### Given request
Go through the entries below and collect each line with the string "name" in it.

########

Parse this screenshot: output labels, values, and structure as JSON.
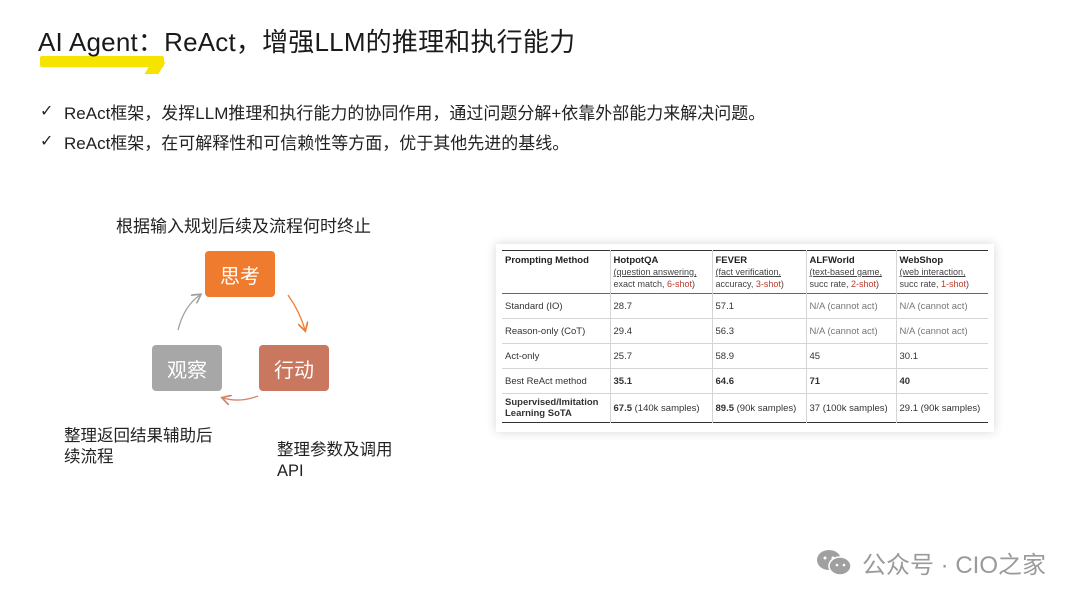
{
  "title": "AI Agent：ReAct，增强LLM的推理和执行能力",
  "bullets": [
    {
      "icon": "check-icon",
      "text": "ReAct框架，发挥LLM推理和执行能力的协同作用，通过问题分解+依靠外部能力来解决问题。"
    },
    {
      "icon": "check-icon",
      "text": "ReAct框架，在可解释性和可信赖性等方面，优于其他先进的基线。"
    }
  ],
  "cycle": {
    "caption": "根据输入规划后续及流程何时终止",
    "think": "思考",
    "act": "行动",
    "observe": "观察",
    "observe_note": "整理返回结果辅助后续流程",
    "act_note": "整理参数及调用API",
    "colors": {
      "think": "#ef7b2f",
      "act": "#c9785f",
      "observe": "#a7a7a7"
    }
  },
  "table": {
    "headers": [
      {
        "name": "Prompting Method",
        "sub1": "",
        "sub2": "",
        "shot": ""
      },
      {
        "name": "HotpotQA",
        "sub1": "(question answering,",
        "sub2": "exact match, ",
        "shot": "6-shot"
      },
      {
        "name": "FEVER",
        "sub1": "(fact verification,",
        "sub2": "accuracy, ",
        "shot": "3-shot"
      },
      {
        "name": "ALFWorld",
        "sub1": "(text-based game,",
        "sub2": "succ rate, ",
        "shot": "2-shot"
      },
      {
        "name": "WebShop",
        "sub1": "(web interaction,",
        "sub2": "succ rate, ",
        "shot": "1-shot"
      }
    ],
    "rows": [
      {
        "method": "Standard (IO)",
        "hotpotqa": "28.7",
        "fever": "57.1",
        "alfworld": "N/A (cannot act)",
        "webshop": "N/A (cannot act)"
      },
      {
        "method": "Reason-only (CoT)",
        "hotpotqa": "29.4",
        "fever": "56.3",
        "alfworld": "N/A (cannot act)",
        "webshop": "N/A (cannot act)"
      },
      {
        "method": "Act-only",
        "hotpotqa": "25.7",
        "fever": "58.9",
        "alfworld": "45",
        "webshop": "30.1"
      },
      {
        "method": "Best ReAct method",
        "hotpotqa": "35.1",
        "fever": "64.6",
        "alfworld": "71",
        "webshop": "40"
      }
    ],
    "sota": {
      "method": "Supervised/Imitation Learning SoTA",
      "hotpotqa_val": "67.5",
      "hotpotqa_note": " (140k samples)",
      "fever_val": "89.5",
      "fever_note": " (90k samples)",
      "alfworld": "37 (100k samples)",
      "webshop": "29.1 (90k samples)"
    }
  },
  "watermark": {
    "icon": "wechat-icon",
    "text": "公众号 · CIO之家"
  }
}
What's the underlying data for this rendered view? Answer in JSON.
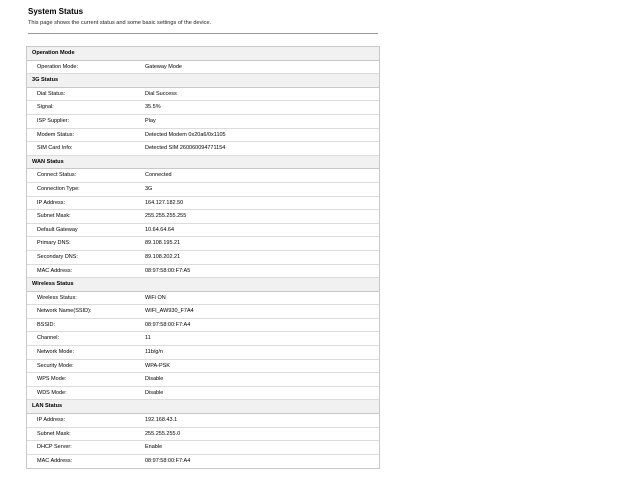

########

### Response
        "name": "Prompting Method",
        "name": "HotpotQA",
        "name": "FEVER",
        "name": "ALFWorld",
        "name": "WebShop",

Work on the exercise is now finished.